■ Text segment ■
Answer:
Choice A is the correct answer.
Explanation:
We have given a system of equations.
5x+2y+z = 4 eq(1)
x+2z = 4 eq(2)
2x+y-z = -1 eq(3)
We have to find the solution of the system.
From eq(2), we have
x = 4-2z eq(4)
Putting above eq(4) in eq(3), we have
2(4-2z)+y-z = -1
8-4z+y-z = -1
8-5z+y = -1
y-5z = -1-8
y-5z = -9 eq(a)
Multiplying above equation by 2 , we have
2y-10z = -18 eq(5)
Putting eq(4) into eq(1),we have
5(4-2z)+2y+z = 4
20-10z+2y+z = 4
2y-9z = -16 eq(6)
Subtracting eq(6) from eq(5), we have
2y-9z-(2y-10z) = -16-(-18)
2y-9z-2y+10z = -16+18
z = 2
Putting the value of z in eq(4), we have
x = 4-2(2) = 4-4
x = 0
Putting the value of z in eq(a), we have
y-5(2) = -9
y-10 = -9
y = -9+10
y = 1
Hence, the solution is x = 0,y = 1 and z = 2.

■ Exercise data ■

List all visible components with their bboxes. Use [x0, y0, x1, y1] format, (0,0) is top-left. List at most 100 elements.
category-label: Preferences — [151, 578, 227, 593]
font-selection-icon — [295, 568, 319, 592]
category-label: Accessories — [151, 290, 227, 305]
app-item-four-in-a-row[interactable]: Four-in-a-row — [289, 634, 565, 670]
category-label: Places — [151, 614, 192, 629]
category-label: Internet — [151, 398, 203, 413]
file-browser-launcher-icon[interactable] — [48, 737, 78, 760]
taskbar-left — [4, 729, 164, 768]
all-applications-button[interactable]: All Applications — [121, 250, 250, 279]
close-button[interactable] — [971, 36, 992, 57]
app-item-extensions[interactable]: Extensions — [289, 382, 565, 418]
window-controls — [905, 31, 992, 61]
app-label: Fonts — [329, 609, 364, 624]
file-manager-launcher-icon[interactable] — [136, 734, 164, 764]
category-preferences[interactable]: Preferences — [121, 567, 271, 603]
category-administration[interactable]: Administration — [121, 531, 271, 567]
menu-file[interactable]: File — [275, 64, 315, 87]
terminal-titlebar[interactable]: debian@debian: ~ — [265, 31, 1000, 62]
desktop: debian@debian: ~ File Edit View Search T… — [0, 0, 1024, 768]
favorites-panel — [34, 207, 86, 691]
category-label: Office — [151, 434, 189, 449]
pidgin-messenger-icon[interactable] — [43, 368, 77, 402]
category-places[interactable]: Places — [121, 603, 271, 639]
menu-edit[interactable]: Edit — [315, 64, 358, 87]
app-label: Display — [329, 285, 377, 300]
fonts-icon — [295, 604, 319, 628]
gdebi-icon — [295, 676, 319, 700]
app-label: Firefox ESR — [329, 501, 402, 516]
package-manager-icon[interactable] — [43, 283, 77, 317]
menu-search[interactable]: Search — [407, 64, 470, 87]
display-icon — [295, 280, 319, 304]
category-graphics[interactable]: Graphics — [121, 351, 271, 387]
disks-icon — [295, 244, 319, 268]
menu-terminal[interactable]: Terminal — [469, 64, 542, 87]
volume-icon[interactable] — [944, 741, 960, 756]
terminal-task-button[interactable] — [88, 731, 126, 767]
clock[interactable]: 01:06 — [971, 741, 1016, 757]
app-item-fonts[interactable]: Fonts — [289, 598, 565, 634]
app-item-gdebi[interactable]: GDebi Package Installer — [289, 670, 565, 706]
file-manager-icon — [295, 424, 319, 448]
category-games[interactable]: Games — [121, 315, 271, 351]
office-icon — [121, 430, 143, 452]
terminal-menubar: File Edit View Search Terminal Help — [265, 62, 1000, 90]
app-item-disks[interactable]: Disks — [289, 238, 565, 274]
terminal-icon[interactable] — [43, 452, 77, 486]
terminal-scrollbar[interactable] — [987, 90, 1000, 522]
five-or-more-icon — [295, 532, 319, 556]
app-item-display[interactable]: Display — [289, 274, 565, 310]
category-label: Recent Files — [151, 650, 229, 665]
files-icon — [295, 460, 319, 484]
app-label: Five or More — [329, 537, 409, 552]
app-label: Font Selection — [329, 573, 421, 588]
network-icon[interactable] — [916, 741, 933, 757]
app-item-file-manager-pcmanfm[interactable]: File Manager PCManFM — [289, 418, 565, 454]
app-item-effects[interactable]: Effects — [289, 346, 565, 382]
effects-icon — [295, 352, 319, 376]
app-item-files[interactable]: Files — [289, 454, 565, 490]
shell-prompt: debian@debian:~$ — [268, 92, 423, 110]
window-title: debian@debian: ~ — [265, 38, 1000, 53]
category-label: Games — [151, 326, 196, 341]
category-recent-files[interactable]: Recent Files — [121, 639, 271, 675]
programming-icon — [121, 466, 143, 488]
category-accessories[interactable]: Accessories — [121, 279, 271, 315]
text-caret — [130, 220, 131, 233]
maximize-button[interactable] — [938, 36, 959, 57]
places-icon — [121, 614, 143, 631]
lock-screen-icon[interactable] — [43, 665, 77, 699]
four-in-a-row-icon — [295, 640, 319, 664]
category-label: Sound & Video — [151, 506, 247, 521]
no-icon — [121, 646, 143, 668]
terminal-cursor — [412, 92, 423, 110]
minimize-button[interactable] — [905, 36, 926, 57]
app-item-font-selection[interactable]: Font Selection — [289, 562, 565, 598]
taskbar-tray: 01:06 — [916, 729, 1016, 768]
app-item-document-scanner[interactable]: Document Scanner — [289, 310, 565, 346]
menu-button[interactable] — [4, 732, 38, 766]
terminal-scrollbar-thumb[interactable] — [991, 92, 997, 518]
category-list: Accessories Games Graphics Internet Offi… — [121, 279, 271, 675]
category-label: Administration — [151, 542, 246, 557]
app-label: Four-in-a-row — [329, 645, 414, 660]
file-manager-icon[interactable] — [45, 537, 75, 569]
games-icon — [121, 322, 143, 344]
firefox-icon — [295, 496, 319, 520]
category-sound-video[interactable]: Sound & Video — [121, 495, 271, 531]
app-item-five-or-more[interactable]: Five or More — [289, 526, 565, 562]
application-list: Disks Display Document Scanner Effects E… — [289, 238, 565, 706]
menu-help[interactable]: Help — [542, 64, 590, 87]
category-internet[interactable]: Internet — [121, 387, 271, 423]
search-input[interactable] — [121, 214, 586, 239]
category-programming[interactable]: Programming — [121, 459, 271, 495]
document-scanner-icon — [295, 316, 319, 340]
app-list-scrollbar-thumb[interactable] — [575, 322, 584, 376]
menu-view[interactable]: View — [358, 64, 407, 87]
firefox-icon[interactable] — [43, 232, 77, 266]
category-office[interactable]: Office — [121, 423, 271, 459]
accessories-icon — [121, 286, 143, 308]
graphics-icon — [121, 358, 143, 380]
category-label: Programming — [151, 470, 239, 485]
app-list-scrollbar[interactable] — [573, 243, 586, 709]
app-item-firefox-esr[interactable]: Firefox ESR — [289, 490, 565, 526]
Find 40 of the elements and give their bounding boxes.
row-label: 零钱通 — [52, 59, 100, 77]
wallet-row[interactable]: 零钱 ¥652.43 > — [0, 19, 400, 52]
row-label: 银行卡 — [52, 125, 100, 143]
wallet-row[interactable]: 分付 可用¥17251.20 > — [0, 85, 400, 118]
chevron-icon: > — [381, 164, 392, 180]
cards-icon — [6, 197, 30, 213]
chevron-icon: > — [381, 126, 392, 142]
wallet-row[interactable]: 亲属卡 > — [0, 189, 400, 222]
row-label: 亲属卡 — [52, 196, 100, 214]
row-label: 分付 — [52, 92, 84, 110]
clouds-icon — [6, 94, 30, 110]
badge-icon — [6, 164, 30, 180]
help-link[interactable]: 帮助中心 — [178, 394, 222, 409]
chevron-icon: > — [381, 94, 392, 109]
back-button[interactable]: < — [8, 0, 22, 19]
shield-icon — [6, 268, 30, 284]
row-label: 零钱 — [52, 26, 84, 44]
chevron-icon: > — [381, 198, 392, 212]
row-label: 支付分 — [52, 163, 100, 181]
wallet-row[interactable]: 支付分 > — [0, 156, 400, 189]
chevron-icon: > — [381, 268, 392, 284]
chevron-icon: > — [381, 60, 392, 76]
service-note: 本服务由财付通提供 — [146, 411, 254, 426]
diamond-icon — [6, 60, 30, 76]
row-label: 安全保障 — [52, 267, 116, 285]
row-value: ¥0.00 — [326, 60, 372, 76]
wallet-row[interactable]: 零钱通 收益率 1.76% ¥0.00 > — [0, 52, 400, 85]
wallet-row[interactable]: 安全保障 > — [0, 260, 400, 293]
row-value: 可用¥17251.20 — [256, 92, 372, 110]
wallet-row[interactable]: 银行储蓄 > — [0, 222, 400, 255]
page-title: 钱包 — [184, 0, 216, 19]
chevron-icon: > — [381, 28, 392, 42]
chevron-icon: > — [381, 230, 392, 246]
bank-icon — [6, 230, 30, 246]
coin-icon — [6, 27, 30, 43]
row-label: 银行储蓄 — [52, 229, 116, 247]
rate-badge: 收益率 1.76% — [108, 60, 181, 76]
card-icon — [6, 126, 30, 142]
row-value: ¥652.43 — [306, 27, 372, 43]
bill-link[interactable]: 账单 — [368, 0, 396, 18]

■ Task instructions ■
a: Decide whether each statement agrees with the worked solution, answering yes or no and quoting the words from the worked solution that settle it: (i) Choice B is the correct answer. (ii) Equation eq(2) is used to write x in terms of z. (iii) The value found for z is 4.
b: In the worked solution, what equation results from putting eq(4) into eq(1)?

■ Results for the exercise ■
a:
(i) No: "Choice A is the correct answer."
(ii) Yes: "From eq(2), we have" followed by "x = 4-2z eq(4)"
(iii) No: "z = 2"

b: 2y-9z = -16, labeled eq(6).